STATED PROBLEM:
Return all lines where the word "Bulduğunuz" can be found.

Extracted records:

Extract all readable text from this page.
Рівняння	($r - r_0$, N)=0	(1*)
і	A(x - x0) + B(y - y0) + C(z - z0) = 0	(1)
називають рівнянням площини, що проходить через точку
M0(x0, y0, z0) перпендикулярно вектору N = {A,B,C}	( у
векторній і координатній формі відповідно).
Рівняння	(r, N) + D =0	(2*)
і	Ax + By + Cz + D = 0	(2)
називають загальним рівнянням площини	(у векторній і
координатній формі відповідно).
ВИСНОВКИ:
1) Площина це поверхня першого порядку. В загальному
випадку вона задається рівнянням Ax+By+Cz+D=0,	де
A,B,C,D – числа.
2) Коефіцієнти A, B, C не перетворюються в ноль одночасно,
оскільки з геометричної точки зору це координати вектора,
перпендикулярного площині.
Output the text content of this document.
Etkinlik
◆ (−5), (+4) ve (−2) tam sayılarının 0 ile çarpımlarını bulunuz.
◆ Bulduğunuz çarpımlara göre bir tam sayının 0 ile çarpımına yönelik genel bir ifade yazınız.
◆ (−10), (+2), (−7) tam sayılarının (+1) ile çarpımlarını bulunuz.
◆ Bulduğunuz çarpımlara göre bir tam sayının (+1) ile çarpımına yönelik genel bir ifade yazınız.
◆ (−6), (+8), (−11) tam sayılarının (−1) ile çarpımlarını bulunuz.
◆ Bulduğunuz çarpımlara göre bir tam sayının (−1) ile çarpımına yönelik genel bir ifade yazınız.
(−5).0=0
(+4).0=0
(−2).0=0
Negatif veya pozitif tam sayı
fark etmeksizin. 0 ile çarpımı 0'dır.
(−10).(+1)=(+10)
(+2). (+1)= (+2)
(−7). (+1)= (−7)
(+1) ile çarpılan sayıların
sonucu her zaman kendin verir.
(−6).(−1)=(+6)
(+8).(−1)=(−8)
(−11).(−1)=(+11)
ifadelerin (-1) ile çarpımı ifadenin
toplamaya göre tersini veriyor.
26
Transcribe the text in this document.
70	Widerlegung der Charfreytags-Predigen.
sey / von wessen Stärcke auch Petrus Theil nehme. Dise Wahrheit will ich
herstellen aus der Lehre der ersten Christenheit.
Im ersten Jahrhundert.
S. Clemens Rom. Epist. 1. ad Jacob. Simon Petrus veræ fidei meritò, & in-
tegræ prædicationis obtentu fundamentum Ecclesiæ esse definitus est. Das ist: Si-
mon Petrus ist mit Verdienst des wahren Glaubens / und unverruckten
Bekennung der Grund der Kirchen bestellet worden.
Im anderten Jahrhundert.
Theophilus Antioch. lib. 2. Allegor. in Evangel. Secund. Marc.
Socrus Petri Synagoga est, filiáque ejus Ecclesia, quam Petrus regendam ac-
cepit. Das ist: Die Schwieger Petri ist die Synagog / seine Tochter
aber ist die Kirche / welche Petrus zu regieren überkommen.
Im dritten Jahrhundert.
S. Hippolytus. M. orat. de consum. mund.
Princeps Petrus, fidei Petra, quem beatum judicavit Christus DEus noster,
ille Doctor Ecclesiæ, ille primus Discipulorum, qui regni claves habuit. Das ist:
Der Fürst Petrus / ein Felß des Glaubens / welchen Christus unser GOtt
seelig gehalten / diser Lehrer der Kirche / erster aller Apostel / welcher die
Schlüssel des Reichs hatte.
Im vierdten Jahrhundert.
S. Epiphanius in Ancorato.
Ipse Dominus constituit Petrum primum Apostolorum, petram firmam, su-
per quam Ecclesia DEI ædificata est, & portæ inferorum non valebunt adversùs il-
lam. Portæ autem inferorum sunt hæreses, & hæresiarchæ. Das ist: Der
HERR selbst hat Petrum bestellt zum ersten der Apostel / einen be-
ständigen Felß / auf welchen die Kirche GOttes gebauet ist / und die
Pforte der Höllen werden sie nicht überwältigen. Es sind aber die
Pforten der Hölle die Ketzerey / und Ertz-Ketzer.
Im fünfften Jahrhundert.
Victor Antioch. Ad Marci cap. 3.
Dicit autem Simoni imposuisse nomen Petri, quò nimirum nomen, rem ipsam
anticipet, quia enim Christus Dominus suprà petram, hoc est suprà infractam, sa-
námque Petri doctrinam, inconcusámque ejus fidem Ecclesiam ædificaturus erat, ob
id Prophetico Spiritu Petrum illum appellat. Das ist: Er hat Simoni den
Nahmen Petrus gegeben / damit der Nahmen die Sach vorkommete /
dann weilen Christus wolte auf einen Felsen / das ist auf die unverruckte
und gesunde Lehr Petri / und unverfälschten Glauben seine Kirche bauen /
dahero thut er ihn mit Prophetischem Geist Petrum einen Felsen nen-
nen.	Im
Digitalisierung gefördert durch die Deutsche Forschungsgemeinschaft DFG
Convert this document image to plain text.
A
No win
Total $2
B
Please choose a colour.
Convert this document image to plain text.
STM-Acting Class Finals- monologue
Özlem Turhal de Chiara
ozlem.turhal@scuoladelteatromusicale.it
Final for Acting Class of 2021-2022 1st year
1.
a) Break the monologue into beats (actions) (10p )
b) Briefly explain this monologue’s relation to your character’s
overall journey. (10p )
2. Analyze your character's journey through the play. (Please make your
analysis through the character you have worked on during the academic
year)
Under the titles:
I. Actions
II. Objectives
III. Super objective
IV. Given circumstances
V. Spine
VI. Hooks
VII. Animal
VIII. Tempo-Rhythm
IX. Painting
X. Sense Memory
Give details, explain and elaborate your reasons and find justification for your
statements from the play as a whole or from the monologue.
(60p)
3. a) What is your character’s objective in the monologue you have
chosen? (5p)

WORKED SOLUTION:
◆ Bulduğunuz çarpımlara göre bir tam sayının 0 ile çarpımına yönelik genel bir ifade yazınız.
◆ Bulduğunuz çarpımlara göre bir tam sayının (+1) ile çarpımına yönelik genel bir ifade yazınız.
◆ Bulduğunuz çarpımlara göre bir tam sayının (−1) ile çarpımına yönelik genel bir ifade yazınız.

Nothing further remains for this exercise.